┌─ The data

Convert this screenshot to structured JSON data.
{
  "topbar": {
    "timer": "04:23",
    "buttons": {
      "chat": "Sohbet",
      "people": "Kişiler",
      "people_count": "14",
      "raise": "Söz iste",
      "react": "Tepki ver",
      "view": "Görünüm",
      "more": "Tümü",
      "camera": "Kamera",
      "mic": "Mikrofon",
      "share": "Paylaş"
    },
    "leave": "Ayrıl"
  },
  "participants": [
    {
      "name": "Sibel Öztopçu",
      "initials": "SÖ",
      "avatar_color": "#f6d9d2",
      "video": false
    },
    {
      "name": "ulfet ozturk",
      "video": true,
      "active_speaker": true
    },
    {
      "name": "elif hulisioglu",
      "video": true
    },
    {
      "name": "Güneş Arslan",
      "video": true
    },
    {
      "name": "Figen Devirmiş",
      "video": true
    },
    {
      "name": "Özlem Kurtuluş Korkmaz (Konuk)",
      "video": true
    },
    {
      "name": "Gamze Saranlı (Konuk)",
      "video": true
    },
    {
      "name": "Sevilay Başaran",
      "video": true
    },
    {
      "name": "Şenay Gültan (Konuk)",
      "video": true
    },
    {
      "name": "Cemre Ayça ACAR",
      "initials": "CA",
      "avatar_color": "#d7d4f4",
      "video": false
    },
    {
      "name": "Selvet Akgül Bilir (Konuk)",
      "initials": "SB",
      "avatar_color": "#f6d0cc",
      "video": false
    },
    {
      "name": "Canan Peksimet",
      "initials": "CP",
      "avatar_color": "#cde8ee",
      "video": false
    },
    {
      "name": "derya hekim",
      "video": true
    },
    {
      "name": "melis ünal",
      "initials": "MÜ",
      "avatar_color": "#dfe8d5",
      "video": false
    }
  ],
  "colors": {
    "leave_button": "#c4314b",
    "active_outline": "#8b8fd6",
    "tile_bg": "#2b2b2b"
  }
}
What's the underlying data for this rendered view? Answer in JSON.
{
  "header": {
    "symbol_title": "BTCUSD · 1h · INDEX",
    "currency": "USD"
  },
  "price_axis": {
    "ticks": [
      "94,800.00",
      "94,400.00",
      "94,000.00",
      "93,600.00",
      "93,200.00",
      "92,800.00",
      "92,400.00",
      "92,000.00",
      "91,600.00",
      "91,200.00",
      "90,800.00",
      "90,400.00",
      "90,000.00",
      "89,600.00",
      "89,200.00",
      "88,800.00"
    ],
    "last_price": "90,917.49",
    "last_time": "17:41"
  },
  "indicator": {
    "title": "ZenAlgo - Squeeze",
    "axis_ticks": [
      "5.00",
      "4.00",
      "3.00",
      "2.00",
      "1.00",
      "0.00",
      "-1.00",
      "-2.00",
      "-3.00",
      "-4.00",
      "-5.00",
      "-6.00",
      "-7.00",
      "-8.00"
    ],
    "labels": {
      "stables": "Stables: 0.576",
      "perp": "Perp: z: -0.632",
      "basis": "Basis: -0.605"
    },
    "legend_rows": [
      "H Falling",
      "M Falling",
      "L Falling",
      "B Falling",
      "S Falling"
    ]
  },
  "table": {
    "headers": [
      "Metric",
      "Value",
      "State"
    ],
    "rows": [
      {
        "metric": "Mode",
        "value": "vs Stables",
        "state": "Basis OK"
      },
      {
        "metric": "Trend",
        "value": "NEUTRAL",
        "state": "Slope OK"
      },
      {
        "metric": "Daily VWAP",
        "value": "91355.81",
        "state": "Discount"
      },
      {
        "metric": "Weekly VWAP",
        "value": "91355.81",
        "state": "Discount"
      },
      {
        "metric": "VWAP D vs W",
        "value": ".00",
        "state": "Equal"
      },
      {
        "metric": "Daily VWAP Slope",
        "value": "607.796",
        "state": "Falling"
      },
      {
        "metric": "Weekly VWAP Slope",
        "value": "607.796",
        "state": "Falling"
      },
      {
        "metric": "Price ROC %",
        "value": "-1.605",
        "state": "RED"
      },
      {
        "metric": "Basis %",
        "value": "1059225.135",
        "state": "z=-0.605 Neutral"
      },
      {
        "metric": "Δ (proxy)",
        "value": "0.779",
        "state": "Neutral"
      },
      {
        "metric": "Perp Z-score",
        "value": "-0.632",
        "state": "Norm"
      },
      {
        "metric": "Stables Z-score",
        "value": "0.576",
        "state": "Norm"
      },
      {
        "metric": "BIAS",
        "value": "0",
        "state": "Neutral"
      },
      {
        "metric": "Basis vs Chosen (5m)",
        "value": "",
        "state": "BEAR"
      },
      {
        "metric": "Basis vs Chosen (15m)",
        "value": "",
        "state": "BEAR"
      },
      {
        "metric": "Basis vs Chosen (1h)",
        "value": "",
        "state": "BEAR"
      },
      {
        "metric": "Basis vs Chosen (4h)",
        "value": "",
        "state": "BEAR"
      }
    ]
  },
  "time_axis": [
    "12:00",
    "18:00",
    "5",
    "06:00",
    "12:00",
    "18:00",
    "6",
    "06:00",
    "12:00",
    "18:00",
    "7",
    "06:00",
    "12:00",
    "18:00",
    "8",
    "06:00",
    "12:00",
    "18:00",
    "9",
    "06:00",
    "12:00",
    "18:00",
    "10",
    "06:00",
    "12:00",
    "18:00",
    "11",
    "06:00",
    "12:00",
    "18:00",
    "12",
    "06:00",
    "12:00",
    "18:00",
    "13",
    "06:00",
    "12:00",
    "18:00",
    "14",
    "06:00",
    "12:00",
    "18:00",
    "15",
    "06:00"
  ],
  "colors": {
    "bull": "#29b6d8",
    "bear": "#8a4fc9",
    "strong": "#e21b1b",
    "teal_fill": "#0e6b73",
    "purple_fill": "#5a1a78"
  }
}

└─

Quote each line of the data above exactly as written.

**Answer to the exercise**
Convert this screenshot to structured JSON data.
{
  "topbar": {
    "timer": "04:23",
    "buttons": {
      "chat": "Sohbet",
      "people": "Kişiler",
      "people_count": "14",
      "raise": "Söz iste",
      "react": "Tepki ver",
      "view": "Görünüm",
      "more": "Tümü",
      "camera": "Kamera",
      "mic": "Mikrofon",
      "share": "Paylaş"
    },
    "leave": "Ayrıl"
  },
  "participants": [
    {
      "name": "Sibel Öztopçu",
      "initials": "SÖ",
      "avatar_color": "#f6d9d2",
      "video": false
    },
    {
      "name": "ulfet ozturk",
      "video": true,
      "active_speaker": true
    },
    {
      "name": "elif hulisioglu",
      "video": true
    },
    {
      "name": "Güneş Arslan",
      "video": true
    },
    {
      "name": "Figen Devirmiş",
      "video": true
    },
    {
      "name": "Özlem Kurtuluş Korkmaz (Konuk)",
      "video": true
    },
    {
      "name": "Gamze Saranlı (Konuk)",
      "video": true
    },
    {
      "name": "Sevilay Başaran",
      "video": true
    },
    {
      "name": "Şenay Gültan (Konuk)",
      "video": true
    },
    {
      "name": "Cemre Ayça ACAR",
      "initials": "CA",
      "avatar_color": "#d7d4f4",
      "video": false
    },
    {
      "name": "Selvet Akgül Bilir (Konuk)",
      "initials": "SB",
      "avatar_color": "#f6d0cc",
      "video": false
    },
    {
      "name": "Canan Peksimet",
      "initials": "CP",
      "avatar_color": "#cde8ee",
      "video": false
    },
    {
      "name": "derya hekim",
      "video": true
    },
    {
      "name": "melis ünal",
      "initials": "MÜ",
      "avatar_color": "#dfe8d5",
      "video": false
    }
  ],
  "colors": {
    "leave_button": "#c4314b",
    "active_outline": "#8b8fd6",
    "tile_bg": "#2b2b2b"
  }
}
What's the underlying data for this rendered view? Answer in JSON.
{
  "header": {
    "symbol_title": "BTCUSD · 1h · INDEX",
    "currency": "USD"
  },
  "price_axis": {
    "ticks": [
      "94,800.00",
      "94,400.00",
      "94,000.00",
      "93,600.00",
      "93,200.00",
      "92,800.00",
      "92,400.00",
      "92,000.00",
      "91,600.00",
      "91,200.00",
      "90,800.00",
      "90,400.00",
      "90,000.00",
      "89,600.00",
      "89,200.00",
      "88,800.00"
    ],
    "last_price": "90,917.49",
    "last_time": "17:41"
  },
  "indicator": {
    "title": "ZenAlgo - Squeeze",
    "axis_ticks": [
      "5.00",
      "4.00",
      "3.00",
      "2.00",
      "1.00",
      "0.00",
      "-1.00",
      "-2.00",
      "-3.00",
      "-4.00",
      "-5.00",
      "-6.00",
      "-7.00",
      "-8.00"
    ],
    "labels": {
      "stables": "Stables: 0.576",
      "perp": "Perp: z: -0.632",
      "basis": "Basis: -0.605"
    },
    "legend_rows": [
      "H Falling",
      "M Falling",
      "L Falling",
      "B Falling",
      "S Falling"
    ]
  },
  "table": {
    "headers": [
      "Metric",
      "Value",
      "State"
    ],
    "rows": [
      {
        "metric": "Mode",
        "value": "vs Stables",
        "state": "Basis OK"
      },
      {
        "metric": "Trend",
        "value": "NEUTRAL",
        "state": "Slope OK"
      },
      {
        "metric": "Daily VWAP",
        "value": "91355.81",
        "state": "Discount"
      },
      {
        "metric": "Weekly VWAP",
        "value": "91355.81",
        "state": "Discount"
      },
      {
        "metric": "VWAP D vs W",
        "value": ".00",
        "state": "Equal"
      },
      {
        "metric": "Daily VWAP Slope",
        "value": "607.796",
        "state": "Falling"
      },
      {
        "metric": "Weekly VWAP Slope",
        "value": "607.796",
        "state": "Falling"
      },
      {
        "metric": "Price ROC %",
        "value": "-1.605",
        "state": "RED"
      },
      {
        "metric": "Basis %",
        "value": "1059225.135",
        "state": "z=-0.605 Neutral"
      },
      {
        "metric": "Δ (proxy)",
        "value": "0.779",
        "state": "Neutral"
      },
      {
        "metric": "Perp Z-score",
        "value": "-0.632",
        "state": "Norm"
      },
      {
        "metric": "Stables Z-score",
        "value": "0.576",
        "state": "Norm"
      },
      {
        "metric": "BIAS",
        "value": "0",
        "state": "Neutral"
      },
      {
        "metric": "Basis vs Chosen (5m)",
        "value": "",
        "state": "BEAR"
      },
      {
        "metric": "Basis vs Chosen (15m)",
        "value": "",
        "state": "BEAR"
      },
      {
        "metric": "Basis vs Chosen (1h)",
        "value": "",
        "state": "BEAR"
      },
      {
        "metric": "Basis vs Chosen (4h)",
        "value": "",
        "state": "BEAR"
      }
    ]
  },
  "time_axis": [
    "12:00",
    "18:00",
    "5",
    "06:00",
    "12:00",
    "18:00",
    "6",
    "06:00",
    "12:00",
    "18:00",
    "7",
    "06:00",
    "12:00",
    "18:00",
    "8",
    "06:00",
    "12:00",
    "18:00",
    "9",
    "06:00",
    "12:00",
    "18:00",
    "10",
    "06:00",
    "12:00",
    "18:00",
    "11",
    "06:00",
    "12:00",
    "18:00",
    "12",
    "06:00",
    "12:00",
    "18:00",
    "13",
    "06:00",
    "12:00",
    "18:00",
    "14",
    "06:00",
    "12:00",
    "18:00",
    "15",
    "06:00"
  ],
  "colors": {
    "bull": "#29b6d8",
    "bear": "#8a4fc9",
    "strong": "#e21b1b",
    "teal_fill": "#0e6b73",
    "purple_fill": "#5a1a78"
  }
}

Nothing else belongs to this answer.